> _What is required_: Search the entries below. Return every line that has "salt" in it.

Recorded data
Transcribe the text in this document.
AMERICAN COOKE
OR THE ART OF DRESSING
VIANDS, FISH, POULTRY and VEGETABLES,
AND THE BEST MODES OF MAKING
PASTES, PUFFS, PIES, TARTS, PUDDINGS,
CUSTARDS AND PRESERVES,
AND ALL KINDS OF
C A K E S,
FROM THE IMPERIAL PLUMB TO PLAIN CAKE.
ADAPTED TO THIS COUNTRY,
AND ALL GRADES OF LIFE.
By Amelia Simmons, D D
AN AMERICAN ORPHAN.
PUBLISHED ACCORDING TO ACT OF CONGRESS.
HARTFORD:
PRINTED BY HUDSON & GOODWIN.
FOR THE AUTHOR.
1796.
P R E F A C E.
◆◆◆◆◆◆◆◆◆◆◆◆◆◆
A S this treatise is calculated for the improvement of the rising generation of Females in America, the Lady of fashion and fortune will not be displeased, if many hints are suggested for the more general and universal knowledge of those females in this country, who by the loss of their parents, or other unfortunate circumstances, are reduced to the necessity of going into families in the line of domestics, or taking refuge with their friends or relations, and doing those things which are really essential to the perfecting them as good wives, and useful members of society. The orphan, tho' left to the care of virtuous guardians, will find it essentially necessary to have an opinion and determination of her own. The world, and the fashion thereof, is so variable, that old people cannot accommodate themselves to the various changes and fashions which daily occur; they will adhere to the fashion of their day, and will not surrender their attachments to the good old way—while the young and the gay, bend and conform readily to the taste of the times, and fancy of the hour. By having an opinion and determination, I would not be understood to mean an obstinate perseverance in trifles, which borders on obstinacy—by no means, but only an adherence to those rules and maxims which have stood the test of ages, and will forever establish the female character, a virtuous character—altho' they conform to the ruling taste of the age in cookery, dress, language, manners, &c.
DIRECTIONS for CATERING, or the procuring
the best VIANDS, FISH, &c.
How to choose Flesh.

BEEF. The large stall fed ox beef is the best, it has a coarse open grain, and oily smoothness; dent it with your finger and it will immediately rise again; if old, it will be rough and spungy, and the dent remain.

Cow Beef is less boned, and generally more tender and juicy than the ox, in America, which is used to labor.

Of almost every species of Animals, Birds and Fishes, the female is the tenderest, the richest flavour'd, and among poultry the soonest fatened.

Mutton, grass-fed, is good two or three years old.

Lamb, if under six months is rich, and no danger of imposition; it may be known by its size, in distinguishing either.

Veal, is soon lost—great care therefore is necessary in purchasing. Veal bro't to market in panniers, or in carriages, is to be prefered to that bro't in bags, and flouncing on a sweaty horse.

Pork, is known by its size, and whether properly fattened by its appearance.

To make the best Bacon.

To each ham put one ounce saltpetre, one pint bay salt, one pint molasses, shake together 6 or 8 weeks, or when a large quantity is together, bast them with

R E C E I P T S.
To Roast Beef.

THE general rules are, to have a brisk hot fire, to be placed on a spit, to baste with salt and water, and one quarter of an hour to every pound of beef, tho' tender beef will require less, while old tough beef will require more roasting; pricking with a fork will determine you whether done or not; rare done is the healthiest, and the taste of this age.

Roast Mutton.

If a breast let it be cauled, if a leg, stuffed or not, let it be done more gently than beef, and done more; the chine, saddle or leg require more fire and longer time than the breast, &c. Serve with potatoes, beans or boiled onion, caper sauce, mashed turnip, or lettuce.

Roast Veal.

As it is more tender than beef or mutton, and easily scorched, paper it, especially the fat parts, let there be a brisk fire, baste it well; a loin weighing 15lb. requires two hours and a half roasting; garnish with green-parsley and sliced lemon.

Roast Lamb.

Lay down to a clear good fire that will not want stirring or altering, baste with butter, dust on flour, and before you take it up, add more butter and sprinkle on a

> _Solution for this exercise_:
To each ham put one ounce saltpetre, one pint bay salt, one pint molasses, shake together 6 or 8 weeks, or when a large quantity is together, bast them with
THE general rules are, to have a brisk hot fire, to be placed on a spit, to baste with salt and water, and one quarter of an hour to every pound of beef, tho' tender beef will require less, while old tough beef will require more roasting; pricking with a fork will determine you whether done or not; rare done is the healthiest, and the taste of this age.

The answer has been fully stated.